■ Exercise instructions
Collect each line holding the string "type".

═════ Given entries

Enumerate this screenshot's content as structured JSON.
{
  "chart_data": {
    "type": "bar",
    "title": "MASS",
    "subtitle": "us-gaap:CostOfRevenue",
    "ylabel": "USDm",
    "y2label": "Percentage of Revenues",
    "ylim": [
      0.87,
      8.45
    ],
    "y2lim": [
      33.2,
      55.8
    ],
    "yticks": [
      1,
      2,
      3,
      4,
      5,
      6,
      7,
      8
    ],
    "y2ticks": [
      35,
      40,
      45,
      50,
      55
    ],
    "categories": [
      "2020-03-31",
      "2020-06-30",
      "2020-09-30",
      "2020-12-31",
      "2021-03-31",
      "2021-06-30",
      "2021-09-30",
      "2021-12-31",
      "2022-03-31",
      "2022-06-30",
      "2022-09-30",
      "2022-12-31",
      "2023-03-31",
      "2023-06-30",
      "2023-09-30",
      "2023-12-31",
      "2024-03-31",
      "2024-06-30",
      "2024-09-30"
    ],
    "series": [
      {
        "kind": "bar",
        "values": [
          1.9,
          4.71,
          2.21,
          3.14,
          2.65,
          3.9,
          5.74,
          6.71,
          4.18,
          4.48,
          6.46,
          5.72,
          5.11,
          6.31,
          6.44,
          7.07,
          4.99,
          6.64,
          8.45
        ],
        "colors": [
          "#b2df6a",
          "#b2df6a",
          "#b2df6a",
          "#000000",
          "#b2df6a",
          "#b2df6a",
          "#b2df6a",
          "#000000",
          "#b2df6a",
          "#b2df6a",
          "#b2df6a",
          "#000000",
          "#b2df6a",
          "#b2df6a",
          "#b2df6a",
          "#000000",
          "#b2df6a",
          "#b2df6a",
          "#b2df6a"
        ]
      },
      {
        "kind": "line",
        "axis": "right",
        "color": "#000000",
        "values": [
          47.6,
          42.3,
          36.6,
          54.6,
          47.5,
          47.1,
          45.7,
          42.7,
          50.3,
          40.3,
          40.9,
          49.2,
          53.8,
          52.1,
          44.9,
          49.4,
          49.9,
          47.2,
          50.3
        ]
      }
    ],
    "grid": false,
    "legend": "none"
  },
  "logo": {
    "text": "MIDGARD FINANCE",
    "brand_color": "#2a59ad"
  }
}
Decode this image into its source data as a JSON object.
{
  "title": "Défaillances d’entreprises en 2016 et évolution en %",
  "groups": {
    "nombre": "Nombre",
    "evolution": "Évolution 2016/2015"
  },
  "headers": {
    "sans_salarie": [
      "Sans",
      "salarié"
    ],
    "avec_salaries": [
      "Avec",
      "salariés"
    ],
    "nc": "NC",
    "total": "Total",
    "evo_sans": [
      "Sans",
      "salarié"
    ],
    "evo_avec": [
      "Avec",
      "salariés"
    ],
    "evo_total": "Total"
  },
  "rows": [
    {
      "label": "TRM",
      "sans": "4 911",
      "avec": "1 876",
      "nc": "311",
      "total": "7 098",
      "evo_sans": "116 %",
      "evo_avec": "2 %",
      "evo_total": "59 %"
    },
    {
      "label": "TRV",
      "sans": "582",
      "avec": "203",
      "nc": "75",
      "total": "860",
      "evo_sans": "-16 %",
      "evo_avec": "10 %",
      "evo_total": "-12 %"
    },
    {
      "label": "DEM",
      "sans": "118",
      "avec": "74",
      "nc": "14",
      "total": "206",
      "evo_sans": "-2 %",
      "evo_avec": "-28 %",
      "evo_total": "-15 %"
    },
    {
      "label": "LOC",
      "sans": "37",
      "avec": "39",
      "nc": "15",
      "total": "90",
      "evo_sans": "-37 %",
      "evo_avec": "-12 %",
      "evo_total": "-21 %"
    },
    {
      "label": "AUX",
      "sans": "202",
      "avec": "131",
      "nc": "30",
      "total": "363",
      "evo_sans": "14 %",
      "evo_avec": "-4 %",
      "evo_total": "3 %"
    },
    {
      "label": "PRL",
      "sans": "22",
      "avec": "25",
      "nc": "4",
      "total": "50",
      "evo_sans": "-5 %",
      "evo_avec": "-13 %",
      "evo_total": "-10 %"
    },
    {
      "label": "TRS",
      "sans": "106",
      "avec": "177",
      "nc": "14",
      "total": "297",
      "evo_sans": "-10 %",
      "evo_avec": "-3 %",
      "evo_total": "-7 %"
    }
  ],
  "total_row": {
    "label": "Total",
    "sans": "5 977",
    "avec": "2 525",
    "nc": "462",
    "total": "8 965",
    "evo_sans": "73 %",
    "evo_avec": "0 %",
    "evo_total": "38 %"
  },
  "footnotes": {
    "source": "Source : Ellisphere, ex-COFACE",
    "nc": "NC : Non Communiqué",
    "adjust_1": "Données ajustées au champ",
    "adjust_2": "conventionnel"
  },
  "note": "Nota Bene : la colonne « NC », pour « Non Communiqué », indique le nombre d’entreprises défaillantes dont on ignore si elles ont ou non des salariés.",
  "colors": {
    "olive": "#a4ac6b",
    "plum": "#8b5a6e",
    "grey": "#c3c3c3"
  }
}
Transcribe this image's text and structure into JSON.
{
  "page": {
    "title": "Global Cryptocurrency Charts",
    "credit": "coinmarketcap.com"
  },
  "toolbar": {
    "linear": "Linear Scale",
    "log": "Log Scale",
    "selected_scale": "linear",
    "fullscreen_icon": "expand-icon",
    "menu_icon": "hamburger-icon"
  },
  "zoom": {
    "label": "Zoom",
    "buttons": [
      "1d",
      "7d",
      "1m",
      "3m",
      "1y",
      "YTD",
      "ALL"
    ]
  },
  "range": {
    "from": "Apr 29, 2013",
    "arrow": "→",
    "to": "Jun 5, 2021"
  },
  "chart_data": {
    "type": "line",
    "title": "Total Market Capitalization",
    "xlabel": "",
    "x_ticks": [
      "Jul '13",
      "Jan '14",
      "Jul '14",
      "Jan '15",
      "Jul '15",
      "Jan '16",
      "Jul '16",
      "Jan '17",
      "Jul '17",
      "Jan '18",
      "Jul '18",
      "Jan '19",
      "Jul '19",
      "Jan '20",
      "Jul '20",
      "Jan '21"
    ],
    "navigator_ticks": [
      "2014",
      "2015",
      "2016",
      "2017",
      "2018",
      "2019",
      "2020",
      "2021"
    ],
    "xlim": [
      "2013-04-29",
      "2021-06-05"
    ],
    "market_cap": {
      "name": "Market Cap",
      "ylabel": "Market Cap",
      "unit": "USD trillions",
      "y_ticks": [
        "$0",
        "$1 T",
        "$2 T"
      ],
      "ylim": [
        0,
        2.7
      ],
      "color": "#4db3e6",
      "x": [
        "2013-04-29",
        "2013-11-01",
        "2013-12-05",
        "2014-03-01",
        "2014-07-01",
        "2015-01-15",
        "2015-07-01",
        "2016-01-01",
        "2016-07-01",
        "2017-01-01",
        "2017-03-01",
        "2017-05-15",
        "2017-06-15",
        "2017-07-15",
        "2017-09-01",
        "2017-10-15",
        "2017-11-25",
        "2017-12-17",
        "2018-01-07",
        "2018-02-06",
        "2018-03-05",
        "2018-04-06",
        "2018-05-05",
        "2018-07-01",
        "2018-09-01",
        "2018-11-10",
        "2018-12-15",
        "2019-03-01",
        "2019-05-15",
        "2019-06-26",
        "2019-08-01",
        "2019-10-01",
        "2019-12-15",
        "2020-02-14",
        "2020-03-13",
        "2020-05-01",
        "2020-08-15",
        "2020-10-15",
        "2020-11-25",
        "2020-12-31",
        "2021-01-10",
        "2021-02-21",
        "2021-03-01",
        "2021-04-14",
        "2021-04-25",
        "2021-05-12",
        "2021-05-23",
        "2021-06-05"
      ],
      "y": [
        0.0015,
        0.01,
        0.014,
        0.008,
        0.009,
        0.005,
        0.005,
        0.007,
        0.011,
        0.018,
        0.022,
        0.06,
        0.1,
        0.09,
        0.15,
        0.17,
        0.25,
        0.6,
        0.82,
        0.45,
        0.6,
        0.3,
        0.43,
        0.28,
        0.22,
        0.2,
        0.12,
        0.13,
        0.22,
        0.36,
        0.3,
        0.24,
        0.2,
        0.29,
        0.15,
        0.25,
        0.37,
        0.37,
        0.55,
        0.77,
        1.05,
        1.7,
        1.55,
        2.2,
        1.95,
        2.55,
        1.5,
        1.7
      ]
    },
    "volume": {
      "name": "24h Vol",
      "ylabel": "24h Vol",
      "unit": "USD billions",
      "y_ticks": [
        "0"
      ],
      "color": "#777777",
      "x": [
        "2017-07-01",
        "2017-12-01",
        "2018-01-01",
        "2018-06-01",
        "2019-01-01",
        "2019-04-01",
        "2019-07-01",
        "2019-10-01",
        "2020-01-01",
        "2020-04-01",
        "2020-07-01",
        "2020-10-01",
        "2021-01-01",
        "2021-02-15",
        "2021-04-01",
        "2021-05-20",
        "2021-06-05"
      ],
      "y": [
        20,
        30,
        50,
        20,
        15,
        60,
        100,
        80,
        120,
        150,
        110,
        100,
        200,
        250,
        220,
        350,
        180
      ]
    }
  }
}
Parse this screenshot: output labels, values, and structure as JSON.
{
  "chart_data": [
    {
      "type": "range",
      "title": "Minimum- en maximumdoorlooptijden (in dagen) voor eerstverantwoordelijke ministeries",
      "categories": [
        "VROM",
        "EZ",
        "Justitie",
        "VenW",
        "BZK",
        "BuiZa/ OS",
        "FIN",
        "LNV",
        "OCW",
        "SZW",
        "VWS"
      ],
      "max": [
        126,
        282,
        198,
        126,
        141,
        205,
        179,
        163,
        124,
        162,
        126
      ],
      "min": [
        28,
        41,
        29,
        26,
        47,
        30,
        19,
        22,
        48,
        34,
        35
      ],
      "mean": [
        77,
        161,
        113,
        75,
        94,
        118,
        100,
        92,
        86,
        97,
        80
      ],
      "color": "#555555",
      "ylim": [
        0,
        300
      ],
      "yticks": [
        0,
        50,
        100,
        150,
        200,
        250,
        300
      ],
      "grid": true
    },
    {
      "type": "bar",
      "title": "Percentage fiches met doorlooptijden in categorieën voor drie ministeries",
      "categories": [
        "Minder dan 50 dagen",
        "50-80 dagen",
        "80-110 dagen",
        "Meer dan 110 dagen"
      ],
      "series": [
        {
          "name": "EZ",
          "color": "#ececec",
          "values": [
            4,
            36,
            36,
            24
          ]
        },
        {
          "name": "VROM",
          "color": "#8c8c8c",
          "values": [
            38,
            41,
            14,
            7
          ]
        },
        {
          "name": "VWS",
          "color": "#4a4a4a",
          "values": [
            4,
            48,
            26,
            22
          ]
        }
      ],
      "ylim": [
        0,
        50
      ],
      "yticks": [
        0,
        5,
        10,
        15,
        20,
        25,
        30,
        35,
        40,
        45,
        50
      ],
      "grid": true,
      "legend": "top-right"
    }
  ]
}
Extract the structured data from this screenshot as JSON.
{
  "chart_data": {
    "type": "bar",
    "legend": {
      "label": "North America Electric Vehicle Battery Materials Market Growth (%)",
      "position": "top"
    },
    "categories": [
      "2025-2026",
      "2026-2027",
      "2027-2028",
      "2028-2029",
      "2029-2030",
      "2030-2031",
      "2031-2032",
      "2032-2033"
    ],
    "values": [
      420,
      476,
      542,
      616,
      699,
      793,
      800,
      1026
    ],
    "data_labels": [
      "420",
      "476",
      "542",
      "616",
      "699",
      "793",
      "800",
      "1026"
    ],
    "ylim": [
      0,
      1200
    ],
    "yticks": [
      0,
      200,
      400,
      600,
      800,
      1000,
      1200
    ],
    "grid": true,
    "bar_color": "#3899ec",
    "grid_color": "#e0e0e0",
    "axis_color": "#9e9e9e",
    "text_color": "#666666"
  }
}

══════════

■ Completed exercise
    "type": "bar",
    "type": "line",
      "type": "range",
      "type": "bar",
    "type": "bar",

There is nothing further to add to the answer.